Request »
Examine the entries and show every line in which the word "Kérelem" is found.

Data listing »
-- START --
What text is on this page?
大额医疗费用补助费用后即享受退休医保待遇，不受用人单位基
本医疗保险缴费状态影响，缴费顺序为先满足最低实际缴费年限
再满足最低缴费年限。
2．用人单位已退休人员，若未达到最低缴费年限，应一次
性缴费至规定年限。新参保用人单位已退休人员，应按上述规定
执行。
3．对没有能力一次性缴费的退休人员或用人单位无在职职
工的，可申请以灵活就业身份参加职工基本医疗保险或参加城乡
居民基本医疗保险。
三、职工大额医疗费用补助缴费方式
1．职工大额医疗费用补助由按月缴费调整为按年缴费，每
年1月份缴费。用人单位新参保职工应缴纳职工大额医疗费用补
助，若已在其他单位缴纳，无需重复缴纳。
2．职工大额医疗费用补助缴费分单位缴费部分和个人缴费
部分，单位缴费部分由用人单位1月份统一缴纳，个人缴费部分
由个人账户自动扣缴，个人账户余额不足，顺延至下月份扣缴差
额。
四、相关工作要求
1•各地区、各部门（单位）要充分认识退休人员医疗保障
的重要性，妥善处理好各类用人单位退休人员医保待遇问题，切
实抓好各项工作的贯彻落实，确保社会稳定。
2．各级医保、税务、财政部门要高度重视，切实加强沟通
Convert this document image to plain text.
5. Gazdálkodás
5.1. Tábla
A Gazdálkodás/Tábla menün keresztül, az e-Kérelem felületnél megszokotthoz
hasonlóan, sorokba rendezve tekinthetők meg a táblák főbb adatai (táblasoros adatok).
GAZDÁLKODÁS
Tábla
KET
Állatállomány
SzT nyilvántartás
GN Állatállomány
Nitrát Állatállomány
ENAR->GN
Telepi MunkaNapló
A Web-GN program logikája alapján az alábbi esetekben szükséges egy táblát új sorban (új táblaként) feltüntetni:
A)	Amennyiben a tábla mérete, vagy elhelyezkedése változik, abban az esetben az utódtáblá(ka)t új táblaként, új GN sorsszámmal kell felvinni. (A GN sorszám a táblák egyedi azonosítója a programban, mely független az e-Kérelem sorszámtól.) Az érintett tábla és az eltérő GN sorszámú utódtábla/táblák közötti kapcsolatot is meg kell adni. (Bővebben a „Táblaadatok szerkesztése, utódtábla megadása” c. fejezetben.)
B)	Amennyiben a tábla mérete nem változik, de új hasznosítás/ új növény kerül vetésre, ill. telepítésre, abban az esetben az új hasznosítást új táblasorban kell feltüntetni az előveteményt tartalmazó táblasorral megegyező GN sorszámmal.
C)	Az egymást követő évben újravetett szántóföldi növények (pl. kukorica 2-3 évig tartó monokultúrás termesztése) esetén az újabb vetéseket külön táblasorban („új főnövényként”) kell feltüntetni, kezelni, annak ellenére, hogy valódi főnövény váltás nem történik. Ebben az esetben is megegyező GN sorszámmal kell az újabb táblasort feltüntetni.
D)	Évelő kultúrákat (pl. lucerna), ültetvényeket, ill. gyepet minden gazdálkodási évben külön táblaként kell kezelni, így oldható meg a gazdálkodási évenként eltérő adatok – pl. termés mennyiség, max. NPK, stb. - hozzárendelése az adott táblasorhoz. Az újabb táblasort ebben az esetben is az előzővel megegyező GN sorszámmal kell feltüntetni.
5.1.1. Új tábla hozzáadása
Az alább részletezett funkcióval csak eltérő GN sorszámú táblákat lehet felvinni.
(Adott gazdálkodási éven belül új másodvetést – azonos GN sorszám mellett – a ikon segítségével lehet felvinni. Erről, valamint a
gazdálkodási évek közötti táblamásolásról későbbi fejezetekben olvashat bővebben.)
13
-- END --
Completed exercise »
A Gazdálkodás/Tábla menün keresztül, az e-Kérelem felületnél megszokotthoz
A)	Amennyiben a tábla mérete, vagy elhelyezkedése változik, abban az esetben az utódtáblá(ka)t új táblaként, új GN sorsszámmal kell felvinni. (A GN sorszám a táblák egyedi azonosítója a programban, mely független az e-Kérelem sorszámtól.) Az érintett tábla és az eltérő GN sorszámú utódtábla/táblák közötti kapcsolatot is meg kell adni. (Bővebben a „Táblaadatok szerkesztése, utódtábla megadása” c. fejezetben.)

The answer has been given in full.